= Work to complete =
Copy out the lines from the start of the items through the line that contains "333, 678, 345]", including that line, keeping every character the same.

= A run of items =
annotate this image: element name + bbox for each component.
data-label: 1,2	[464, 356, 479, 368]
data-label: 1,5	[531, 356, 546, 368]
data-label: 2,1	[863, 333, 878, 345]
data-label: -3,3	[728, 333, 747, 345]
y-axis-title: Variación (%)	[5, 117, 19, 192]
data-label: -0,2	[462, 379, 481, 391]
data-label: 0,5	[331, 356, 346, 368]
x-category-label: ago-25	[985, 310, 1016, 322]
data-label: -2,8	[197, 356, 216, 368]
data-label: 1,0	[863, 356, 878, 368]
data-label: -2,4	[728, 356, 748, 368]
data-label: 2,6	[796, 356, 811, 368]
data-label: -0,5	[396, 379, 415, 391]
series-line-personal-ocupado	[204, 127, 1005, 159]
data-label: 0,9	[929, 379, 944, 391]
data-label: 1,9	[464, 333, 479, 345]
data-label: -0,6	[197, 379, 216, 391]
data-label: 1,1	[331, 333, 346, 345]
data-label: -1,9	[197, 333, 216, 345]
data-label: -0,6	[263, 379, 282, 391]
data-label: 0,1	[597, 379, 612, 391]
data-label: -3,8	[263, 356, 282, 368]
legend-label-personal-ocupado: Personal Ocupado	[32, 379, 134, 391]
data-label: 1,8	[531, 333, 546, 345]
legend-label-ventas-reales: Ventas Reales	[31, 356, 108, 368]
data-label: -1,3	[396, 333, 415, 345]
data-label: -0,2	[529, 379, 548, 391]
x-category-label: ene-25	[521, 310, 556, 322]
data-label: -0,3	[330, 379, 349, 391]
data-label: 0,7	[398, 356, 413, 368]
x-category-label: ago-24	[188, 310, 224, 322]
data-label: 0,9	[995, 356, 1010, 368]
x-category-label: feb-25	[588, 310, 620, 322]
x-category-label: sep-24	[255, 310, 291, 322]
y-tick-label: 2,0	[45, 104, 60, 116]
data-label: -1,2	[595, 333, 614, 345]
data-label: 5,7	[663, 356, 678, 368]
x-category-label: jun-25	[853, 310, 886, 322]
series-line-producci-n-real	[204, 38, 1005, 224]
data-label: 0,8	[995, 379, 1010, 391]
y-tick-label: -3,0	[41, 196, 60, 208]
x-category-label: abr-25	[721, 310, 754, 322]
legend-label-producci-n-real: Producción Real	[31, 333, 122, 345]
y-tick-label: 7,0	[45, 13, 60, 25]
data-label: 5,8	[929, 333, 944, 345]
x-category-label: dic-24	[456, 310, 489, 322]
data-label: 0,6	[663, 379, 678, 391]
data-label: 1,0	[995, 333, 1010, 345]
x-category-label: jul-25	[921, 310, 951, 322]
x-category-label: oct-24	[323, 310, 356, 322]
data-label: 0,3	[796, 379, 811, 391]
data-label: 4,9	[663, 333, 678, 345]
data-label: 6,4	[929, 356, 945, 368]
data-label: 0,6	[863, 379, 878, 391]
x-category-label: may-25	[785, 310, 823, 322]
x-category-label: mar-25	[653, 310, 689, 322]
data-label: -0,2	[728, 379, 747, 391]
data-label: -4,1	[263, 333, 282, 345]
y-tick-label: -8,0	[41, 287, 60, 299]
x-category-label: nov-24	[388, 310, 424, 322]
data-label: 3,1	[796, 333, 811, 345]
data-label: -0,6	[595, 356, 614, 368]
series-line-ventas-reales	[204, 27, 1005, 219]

= Output for this task =
annotate this image: element name + bbox for each component.
data-label: 1,2	[464, 356, 479, 368]
data-label: 1,5	[531, 356, 546, 368]
data-label: 2,1	[863, 333, 878, 345]
data-label: -3,3	[728, 333, 747, 345]
y-axis-title: Variación (%)	[5, 117, 19, 192]
data-label: -0,2	[462, 379, 481, 391]
data-label: 0,5	[331, 356, 346, 368]
x-category-label: ago-25	[985, 310, 1016, 322]
data-label: -2,8	[197, 356, 216, 368]
data-label: 1,0	[863, 356, 878, 368]
data-label: -2,4	[728, 356, 748, 368]
data-label: 2,6	[796, 356, 811, 368]
data-label: -0,5	[396, 379, 415, 391]
series-line-personal-ocupado	[204, 127, 1005, 159]
data-label: 0,9	[929, 379, 944, 391]
data-label: 1,9	[464, 333, 479, 345]
data-label: -0,6	[197, 379, 216, 391]
data-label: 1,1	[331, 333, 346, 345]
data-label: -1,9	[197, 333, 216, 345]
data-label: -0,6	[263, 379, 282, 391]
data-label: 0,1	[597, 379, 612, 391]
data-label: -3,8	[263, 356, 282, 368]
legend-label-personal-ocupado: Personal Ocupado	[32, 379, 134, 391]
data-label: 1,8	[531, 333, 546, 345]
legend-label-ventas-reales: Ventas Reales	[31, 356, 108, 368]
data-label: -1,3	[396, 333, 415, 345]
data-label: -0,2	[529, 379, 548, 391]
x-category-label: ene-25	[521, 310, 556, 322]
data-label: -0,3	[330, 379, 349, 391]
data-label: 0,7	[398, 356, 413, 368]
x-category-label: ago-24	[188, 310, 224, 322]
data-label: 0,9	[995, 356, 1010, 368]
x-category-label: feb-25	[588, 310, 620, 322]
x-category-label: sep-24	[255, 310, 291, 322]
y-tick-label: 2,0	[45, 104, 60, 116]
data-label: -1,2	[595, 333, 614, 345]
data-label: 5,7	[663, 356, 678, 368]
x-category-label: jun-25	[853, 310, 886, 322]
series-line-producci-n-real	[204, 38, 1005, 224]
data-label: 0,8	[995, 379, 1010, 391]
y-tick-label: -3,0	[41, 196, 60, 208]
x-category-label: abr-25	[721, 310, 754, 322]
legend-label-producci-n-real: Producción Real	[31, 333, 122, 345]
y-tick-label: 7,0	[45, 13, 60, 25]
data-label: 5,8	[929, 333, 944, 345]
x-category-label: dic-24	[456, 310, 489, 322]
data-label: 0,6	[663, 379, 678, 391]
data-label: 1,0	[995, 333, 1010, 345]
x-category-label: jul-25	[921, 310, 951, 322]
x-category-label: oct-24	[323, 310, 356, 322]
data-label: 0,3	[796, 379, 811, 391]
data-label: 4,9	[663, 333, 678, 345]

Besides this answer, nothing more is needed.